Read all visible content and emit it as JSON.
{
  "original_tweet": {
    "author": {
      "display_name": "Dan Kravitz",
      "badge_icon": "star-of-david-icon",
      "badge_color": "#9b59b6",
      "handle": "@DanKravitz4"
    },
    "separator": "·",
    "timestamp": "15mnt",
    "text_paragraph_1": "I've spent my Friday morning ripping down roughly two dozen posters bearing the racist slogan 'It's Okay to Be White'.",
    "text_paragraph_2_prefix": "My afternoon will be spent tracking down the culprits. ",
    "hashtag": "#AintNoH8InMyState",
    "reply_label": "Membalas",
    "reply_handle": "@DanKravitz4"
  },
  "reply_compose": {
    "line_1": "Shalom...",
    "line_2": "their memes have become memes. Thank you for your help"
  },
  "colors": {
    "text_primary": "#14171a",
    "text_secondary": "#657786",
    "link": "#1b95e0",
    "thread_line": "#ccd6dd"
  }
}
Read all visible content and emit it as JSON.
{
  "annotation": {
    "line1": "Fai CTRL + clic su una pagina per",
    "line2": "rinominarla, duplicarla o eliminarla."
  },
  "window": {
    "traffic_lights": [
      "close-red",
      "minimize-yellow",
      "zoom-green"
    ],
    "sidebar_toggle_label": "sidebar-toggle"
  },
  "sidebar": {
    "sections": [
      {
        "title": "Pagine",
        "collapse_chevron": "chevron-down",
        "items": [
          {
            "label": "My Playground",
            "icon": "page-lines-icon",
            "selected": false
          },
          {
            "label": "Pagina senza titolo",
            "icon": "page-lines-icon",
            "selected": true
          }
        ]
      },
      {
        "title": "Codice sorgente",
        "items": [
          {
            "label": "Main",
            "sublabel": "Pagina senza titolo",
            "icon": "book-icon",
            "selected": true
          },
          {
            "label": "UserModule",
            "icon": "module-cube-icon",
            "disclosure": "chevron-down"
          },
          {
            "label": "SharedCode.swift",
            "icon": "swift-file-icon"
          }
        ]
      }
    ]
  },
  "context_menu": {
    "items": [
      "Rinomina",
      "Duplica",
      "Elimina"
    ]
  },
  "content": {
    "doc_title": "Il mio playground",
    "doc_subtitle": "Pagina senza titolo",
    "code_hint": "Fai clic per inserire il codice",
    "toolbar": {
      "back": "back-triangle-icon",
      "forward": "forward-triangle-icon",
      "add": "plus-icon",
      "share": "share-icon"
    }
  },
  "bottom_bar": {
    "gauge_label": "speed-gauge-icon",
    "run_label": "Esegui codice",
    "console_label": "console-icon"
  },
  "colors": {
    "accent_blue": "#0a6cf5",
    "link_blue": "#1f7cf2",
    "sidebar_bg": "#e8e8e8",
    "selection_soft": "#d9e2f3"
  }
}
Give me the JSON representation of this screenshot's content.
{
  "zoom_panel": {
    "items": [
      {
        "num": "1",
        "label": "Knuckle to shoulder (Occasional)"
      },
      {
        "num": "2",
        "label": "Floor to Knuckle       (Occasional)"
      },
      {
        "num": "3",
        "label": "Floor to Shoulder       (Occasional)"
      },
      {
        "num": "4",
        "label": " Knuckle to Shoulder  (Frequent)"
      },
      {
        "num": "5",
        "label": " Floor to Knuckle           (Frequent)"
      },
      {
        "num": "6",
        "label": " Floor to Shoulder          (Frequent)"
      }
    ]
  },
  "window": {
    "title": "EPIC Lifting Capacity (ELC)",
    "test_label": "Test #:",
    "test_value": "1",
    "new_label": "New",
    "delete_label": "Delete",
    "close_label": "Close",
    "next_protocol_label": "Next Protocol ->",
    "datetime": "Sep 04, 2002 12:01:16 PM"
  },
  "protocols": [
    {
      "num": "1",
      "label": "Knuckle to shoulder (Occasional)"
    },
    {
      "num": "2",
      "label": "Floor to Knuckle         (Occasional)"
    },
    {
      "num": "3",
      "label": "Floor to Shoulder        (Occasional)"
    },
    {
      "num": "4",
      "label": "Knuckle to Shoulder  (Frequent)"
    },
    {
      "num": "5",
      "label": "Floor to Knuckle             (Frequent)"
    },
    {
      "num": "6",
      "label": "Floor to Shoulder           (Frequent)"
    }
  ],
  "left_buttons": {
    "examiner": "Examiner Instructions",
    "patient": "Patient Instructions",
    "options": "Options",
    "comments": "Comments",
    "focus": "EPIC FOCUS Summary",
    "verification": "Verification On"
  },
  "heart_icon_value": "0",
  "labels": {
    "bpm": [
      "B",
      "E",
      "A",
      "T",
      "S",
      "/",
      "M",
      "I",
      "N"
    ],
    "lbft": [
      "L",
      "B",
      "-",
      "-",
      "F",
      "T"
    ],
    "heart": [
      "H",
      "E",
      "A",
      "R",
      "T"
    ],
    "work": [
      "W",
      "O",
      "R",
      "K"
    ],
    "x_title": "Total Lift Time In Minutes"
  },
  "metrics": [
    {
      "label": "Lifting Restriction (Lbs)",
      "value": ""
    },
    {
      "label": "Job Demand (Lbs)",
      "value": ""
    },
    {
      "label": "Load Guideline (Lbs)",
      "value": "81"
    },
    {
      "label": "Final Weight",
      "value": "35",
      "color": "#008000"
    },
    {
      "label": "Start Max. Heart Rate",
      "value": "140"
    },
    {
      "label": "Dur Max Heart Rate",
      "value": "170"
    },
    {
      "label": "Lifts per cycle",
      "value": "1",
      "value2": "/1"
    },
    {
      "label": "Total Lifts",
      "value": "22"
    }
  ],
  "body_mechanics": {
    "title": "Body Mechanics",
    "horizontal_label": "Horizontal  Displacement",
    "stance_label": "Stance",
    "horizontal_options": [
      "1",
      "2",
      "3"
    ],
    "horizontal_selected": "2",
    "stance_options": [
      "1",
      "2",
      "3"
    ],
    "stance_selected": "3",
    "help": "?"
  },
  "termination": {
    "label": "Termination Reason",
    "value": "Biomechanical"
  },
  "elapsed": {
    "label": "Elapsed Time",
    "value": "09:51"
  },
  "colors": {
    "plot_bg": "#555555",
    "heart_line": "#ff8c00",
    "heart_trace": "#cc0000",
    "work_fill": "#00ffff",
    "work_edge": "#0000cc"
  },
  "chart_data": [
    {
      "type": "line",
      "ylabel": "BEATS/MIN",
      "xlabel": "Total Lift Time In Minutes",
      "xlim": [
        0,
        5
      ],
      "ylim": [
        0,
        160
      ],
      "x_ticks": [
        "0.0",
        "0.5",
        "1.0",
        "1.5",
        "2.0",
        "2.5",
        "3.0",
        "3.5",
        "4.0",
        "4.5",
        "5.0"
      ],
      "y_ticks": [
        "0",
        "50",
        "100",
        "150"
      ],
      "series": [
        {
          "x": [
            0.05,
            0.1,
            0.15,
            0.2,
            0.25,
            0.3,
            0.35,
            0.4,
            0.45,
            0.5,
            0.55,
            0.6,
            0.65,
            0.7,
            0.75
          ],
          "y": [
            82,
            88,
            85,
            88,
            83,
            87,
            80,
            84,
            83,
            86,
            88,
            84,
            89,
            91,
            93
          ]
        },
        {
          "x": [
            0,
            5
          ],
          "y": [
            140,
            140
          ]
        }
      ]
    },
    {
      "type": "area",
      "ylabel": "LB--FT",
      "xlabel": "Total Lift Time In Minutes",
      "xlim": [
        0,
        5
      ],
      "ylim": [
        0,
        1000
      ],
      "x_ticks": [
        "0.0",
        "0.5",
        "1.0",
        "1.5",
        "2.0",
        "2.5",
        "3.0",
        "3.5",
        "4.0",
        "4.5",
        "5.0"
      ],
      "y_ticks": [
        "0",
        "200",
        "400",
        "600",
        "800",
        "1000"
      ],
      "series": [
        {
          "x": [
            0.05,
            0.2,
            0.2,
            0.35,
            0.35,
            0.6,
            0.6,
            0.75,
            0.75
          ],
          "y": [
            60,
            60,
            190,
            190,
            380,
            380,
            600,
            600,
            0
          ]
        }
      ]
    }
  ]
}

# Your objective
From the listing above, pick out each line where the word "Lifting" appears.

# Answer to the task
    "title": "EPIC Lifting Capacity (ELC)",
      "label": "Lifting Restriction (Lbs)",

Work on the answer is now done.